_AIM OF THE TASK_
For the listing underneath, give the count of lines containing the string "screenshot" and nothing further.

_DATA FOR THIS TASK_
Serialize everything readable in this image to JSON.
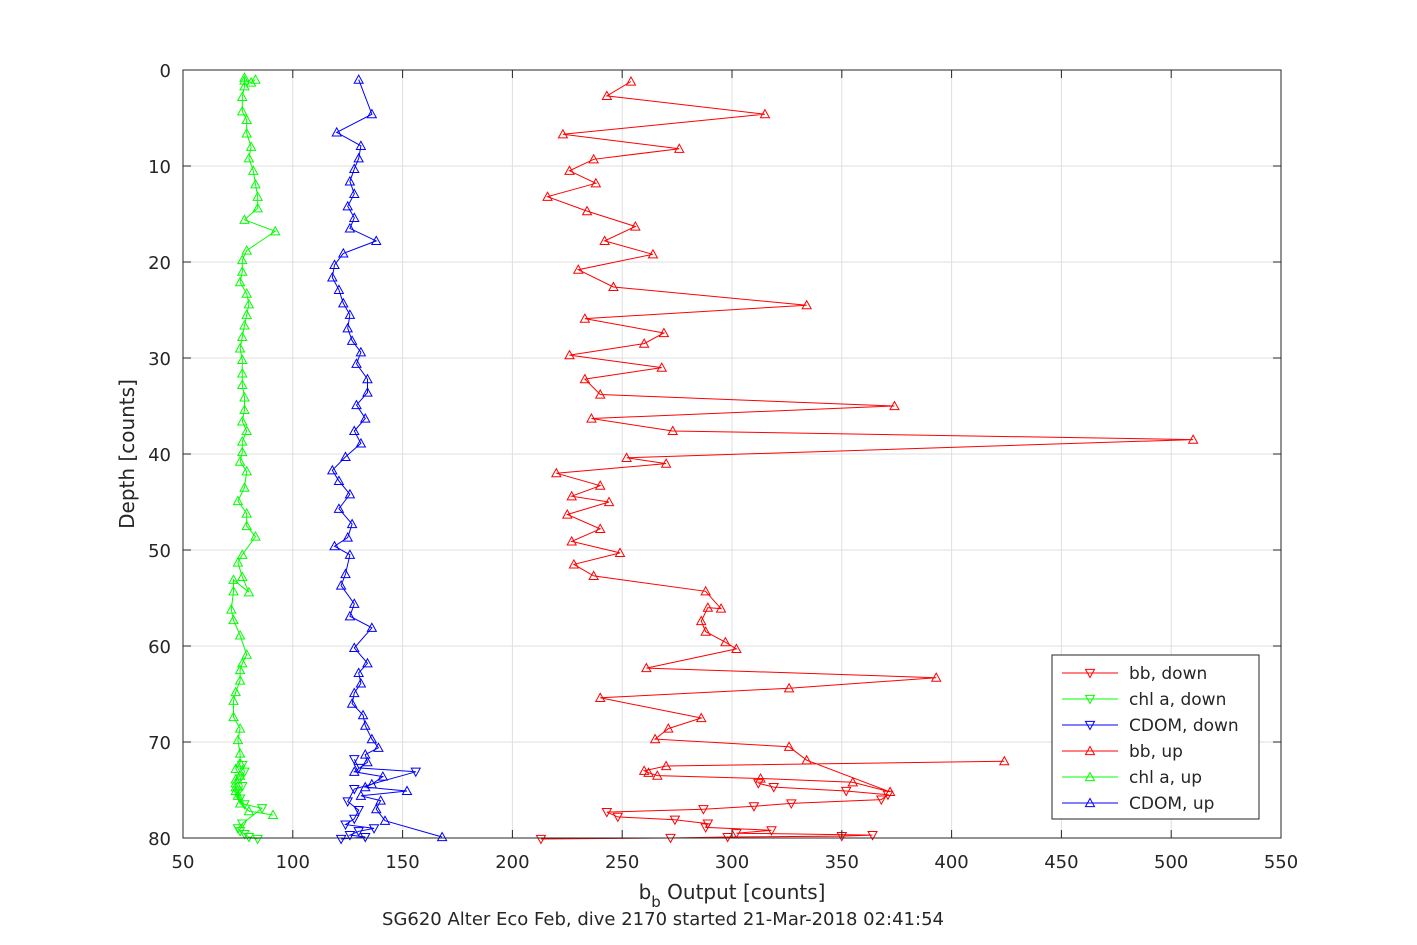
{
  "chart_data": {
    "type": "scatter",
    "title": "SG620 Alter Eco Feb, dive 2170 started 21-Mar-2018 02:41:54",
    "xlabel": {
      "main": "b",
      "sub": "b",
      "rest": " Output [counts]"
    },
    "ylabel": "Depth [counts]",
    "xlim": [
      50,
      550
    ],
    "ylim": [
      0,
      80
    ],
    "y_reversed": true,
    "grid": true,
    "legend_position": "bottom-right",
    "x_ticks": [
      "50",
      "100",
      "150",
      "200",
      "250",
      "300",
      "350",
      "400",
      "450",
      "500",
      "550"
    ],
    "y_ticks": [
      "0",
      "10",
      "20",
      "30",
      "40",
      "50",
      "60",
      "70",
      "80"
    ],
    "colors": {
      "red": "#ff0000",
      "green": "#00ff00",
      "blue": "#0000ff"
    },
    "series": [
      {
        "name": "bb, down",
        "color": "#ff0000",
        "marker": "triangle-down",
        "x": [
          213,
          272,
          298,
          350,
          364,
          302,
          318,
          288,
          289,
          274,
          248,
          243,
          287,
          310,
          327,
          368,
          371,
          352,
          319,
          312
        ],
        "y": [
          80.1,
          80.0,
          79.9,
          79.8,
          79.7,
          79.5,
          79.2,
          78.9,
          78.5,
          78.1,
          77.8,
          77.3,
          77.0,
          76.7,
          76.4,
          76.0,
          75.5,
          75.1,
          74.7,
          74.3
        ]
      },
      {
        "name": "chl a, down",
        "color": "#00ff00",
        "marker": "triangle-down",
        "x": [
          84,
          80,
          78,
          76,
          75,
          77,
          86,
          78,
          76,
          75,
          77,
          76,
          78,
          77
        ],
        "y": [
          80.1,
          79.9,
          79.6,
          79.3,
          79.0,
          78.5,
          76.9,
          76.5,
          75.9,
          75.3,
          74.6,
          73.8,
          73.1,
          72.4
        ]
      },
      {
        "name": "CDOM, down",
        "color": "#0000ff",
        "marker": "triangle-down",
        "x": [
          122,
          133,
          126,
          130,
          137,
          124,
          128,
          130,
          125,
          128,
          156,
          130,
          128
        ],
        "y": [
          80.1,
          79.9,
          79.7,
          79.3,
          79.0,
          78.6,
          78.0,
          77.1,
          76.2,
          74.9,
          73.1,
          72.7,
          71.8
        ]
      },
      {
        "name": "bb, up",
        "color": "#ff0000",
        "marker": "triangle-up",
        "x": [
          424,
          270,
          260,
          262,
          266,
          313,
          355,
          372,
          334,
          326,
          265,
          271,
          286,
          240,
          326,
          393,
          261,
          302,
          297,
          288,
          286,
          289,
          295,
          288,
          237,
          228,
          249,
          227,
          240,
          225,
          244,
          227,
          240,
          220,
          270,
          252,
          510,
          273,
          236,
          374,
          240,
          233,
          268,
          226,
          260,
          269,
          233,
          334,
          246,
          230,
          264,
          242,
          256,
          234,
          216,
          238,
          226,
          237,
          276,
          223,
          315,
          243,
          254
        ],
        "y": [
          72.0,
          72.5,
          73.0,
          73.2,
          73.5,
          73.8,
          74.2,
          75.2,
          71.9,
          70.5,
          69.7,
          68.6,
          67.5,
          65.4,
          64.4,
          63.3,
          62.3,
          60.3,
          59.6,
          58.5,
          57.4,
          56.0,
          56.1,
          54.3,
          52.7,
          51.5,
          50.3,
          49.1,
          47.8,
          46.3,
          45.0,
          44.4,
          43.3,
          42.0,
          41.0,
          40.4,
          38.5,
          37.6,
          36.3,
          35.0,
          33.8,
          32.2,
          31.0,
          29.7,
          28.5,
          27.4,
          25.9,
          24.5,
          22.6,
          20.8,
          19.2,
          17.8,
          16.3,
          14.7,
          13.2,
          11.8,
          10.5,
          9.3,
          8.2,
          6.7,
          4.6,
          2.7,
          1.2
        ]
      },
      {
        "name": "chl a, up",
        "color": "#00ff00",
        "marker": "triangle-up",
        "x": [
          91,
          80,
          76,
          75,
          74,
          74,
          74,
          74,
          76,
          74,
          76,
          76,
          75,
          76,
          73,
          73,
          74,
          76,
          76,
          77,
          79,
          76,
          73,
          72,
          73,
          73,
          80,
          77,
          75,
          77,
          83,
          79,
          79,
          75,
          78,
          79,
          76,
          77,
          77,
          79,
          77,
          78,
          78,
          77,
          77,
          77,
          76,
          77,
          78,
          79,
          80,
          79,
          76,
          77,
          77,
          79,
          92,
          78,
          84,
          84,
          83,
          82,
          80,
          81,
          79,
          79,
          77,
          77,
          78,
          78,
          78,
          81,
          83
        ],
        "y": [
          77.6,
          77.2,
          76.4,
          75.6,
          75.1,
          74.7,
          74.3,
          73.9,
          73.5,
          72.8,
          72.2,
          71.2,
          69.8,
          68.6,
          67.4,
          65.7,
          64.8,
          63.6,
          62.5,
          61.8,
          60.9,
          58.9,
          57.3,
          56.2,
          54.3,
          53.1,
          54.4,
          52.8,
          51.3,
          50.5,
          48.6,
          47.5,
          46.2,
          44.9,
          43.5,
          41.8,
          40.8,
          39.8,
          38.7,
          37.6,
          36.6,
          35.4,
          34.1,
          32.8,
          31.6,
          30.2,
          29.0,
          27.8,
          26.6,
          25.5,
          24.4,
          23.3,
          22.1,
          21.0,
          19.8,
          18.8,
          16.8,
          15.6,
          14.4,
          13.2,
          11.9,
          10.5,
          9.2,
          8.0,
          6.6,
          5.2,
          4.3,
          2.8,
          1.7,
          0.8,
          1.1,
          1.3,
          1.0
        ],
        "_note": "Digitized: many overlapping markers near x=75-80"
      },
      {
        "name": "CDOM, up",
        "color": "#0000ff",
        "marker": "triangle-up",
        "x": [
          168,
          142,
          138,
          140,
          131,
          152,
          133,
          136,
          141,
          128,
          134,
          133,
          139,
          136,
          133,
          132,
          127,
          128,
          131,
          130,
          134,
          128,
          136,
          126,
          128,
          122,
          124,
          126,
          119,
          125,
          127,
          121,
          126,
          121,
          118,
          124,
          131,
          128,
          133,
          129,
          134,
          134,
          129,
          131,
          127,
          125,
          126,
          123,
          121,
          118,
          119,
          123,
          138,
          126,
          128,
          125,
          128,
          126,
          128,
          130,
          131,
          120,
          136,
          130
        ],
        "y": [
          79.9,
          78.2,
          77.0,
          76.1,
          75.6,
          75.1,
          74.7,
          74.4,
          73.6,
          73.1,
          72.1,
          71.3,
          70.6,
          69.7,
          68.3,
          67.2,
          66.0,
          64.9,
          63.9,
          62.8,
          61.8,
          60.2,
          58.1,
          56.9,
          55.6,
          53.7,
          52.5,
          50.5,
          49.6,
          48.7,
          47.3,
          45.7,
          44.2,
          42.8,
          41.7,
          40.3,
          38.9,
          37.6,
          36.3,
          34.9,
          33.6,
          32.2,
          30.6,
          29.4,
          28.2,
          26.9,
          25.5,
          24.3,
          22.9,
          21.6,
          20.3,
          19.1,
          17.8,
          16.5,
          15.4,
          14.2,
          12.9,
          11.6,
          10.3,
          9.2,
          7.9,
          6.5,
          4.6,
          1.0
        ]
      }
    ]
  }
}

==

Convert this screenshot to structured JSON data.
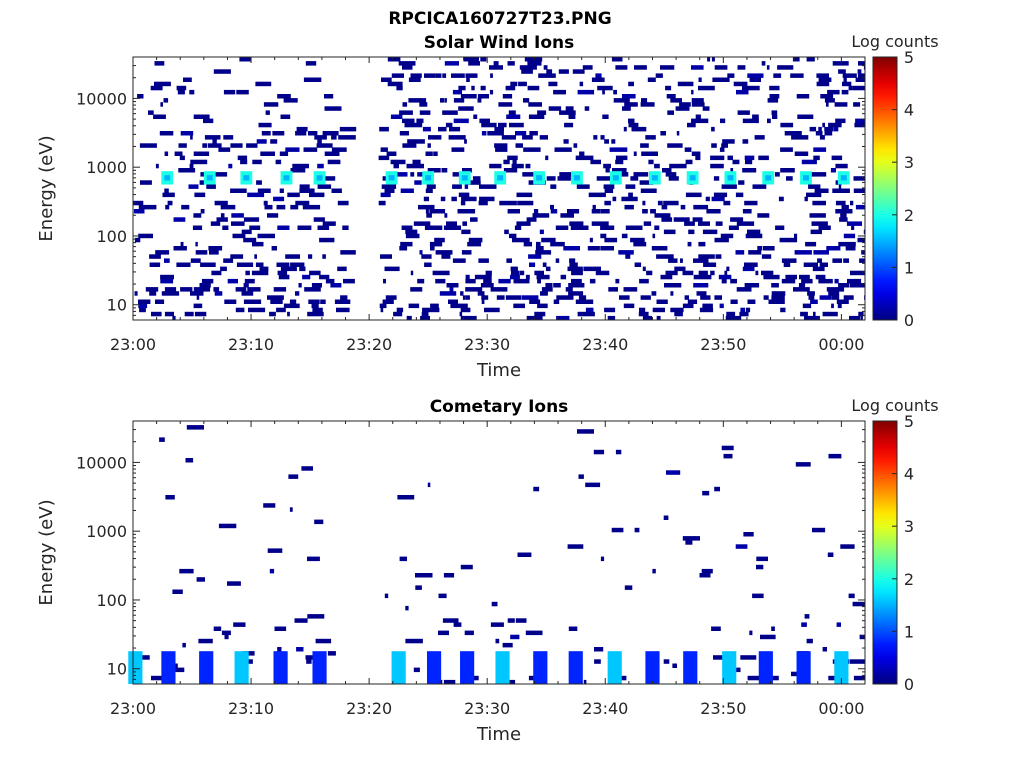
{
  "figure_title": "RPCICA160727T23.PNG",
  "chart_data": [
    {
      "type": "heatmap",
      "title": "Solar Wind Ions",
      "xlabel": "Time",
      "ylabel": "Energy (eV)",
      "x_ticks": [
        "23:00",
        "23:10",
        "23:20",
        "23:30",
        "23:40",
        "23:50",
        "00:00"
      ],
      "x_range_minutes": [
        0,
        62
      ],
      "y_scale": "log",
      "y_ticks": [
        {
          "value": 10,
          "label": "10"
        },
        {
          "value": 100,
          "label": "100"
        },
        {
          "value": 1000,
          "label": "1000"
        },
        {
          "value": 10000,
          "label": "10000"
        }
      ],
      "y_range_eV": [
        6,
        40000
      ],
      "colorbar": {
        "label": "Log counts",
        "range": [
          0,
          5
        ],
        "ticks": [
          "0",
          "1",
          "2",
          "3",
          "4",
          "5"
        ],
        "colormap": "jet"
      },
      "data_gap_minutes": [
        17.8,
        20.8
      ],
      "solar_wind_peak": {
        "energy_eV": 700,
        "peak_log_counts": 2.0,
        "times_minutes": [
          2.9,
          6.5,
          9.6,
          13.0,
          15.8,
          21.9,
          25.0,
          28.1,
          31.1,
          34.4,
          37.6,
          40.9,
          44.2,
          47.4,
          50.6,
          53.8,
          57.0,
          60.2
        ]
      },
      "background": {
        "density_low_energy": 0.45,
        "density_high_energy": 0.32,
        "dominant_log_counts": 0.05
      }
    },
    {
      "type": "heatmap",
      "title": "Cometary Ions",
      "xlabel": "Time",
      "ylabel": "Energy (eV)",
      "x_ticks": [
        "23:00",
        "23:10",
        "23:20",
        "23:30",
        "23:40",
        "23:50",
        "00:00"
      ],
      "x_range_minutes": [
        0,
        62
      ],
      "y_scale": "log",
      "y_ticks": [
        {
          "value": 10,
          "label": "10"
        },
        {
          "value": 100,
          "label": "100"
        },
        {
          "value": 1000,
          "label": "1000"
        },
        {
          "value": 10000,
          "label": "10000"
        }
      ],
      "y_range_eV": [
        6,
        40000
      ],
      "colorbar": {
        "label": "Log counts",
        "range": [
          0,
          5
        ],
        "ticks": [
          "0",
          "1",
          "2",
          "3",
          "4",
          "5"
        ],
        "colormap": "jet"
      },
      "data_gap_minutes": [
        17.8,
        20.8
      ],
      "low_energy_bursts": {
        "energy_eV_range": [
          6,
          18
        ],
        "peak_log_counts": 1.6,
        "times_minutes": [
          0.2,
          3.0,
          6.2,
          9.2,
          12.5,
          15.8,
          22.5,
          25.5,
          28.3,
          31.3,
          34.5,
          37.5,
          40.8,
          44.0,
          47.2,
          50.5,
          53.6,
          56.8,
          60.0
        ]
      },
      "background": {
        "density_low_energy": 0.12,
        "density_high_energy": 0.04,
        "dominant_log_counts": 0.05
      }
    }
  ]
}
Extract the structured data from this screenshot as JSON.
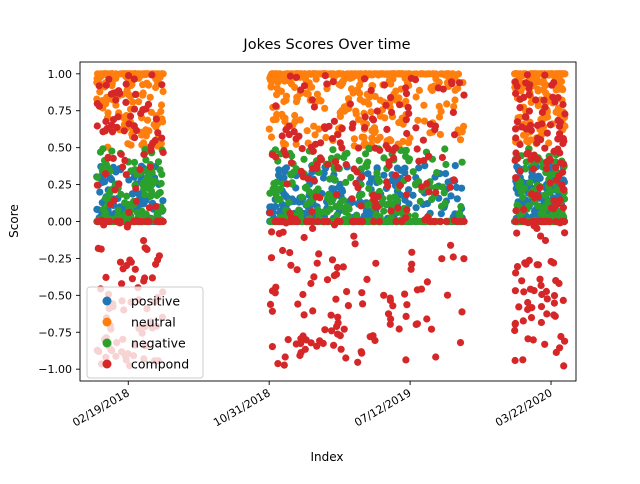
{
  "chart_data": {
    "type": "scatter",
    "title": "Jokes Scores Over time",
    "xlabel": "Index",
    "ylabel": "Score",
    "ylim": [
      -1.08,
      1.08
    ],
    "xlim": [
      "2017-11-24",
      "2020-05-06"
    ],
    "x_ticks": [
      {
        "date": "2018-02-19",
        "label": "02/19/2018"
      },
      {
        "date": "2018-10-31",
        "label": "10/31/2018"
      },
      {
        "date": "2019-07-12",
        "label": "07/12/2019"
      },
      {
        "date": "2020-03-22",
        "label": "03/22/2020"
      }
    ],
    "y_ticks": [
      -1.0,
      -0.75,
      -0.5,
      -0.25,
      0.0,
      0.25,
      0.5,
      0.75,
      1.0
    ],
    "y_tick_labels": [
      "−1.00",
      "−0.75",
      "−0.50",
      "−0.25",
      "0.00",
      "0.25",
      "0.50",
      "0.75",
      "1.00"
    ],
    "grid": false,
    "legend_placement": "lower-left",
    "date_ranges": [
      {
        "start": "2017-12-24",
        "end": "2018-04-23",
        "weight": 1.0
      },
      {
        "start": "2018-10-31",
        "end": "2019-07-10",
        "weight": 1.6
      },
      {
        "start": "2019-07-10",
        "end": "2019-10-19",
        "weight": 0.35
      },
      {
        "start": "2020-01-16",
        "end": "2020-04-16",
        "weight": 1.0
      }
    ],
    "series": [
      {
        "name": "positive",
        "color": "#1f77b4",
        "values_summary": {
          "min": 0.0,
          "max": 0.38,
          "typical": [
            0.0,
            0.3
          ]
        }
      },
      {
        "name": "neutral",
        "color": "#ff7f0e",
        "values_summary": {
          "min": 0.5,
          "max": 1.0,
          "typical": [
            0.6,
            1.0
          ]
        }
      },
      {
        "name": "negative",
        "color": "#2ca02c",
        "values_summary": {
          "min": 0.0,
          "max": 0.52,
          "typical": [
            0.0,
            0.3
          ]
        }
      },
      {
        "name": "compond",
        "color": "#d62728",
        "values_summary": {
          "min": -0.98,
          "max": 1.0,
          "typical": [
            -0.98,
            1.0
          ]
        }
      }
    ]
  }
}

_ANSWER IN FULL_
2